- **REQUIREMENT**:
Return all of the data exactly as given.

- **GIVEN RECORDS**:

______________________________

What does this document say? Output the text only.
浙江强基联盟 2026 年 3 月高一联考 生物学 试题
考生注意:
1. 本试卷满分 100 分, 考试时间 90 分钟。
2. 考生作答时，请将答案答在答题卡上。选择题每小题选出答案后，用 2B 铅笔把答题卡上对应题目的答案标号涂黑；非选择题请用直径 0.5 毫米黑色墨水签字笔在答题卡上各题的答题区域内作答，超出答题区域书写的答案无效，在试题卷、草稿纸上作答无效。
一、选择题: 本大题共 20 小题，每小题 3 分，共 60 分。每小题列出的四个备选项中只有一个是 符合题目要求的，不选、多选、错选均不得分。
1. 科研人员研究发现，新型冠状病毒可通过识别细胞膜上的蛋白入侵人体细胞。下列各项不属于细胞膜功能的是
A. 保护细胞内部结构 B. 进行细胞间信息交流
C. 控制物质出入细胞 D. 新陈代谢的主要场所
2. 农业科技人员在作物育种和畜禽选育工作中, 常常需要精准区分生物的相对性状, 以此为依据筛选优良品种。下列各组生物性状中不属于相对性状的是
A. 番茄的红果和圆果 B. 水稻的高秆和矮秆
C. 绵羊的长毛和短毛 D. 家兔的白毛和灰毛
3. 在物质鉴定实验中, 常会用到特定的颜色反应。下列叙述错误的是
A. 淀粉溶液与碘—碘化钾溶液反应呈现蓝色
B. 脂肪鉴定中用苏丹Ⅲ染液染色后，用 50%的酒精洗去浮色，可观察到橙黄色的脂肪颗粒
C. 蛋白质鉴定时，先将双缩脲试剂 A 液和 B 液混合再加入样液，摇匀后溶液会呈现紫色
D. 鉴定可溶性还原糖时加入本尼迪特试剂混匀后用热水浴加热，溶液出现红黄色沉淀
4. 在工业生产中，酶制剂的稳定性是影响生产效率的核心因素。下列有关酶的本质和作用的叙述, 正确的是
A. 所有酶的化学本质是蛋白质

______________________________

- **COMPLETED TASK**:
What does this document say? Output the text only.
浙江强基联盟 2026 年 3 月高一联考 生物学 试题
考生注意:
1. 本试卷满分 100 分, 考试时间 90 分钟。
2. 考生作答时，请将答案答在答题卡上。选择题每小题选出答案后，用 2B 铅笔把答题卡上对应题目的答案标号涂黑；非选择题请用直径 0.5 毫米黑色墨水签字笔在答题卡上各题的答题区域内作答，超出答题区域书写的答案无效，在试题卷、草稿纸上作答无效。
一、选择题: 本大题共 20 小题，每小题 3 分，共 60 分。每小题列出的四个备选项中只有一个是 符合题目要求的，不选、多选、错选均不得分。
1. 科研人员研究发现，新型冠状病毒可通过识别细胞膜上的蛋白入侵人体细胞。下列各项不属于细胞膜功能的是
A. 保护细胞内部结构 B. 进行细胞间信息交流
C. 控制物质出入细胞 D. 新陈代谢的主要场所
2. 农业科技人员在作物育种和畜禽选育工作中, 常常需要精准区分生物的相对性状, 以此为依据筛选优良品种。下列各组生物性状中不属于相对性状的是
A. 番茄的红果和圆果 B. 水稻的高秆和矮秆
C. 绵羊的长毛和短毛 D. 家兔的白毛和灰毛
3. 在物质鉴定实验中, 常会用到特定的颜色反应。下列叙述错误的是
A. 淀粉溶液与碘—碘化钾溶液反应呈现蓝色
B. 脂肪鉴定中用苏丹Ⅲ染液染色后，用 50%的酒精洗去浮色，可观察到橙黄色的脂肪颗粒
C. 蛋白质鉴定时，先将双缩脲试剂 A 液和 B 液混合再加入样液，摇匀后溶液会呈现紫色
D. 鉴定可溶性还原糖时加入本尼迪特试剂混匀后用热水浴加热，溶液出现红黄色沉淀
4. 在工业生产中，酶制剂的稳定性是影响生产效率的核心因素。下列有关酶的本质和作用的叙述, 正确的是
A. 所有酶的化学本质是蛋白质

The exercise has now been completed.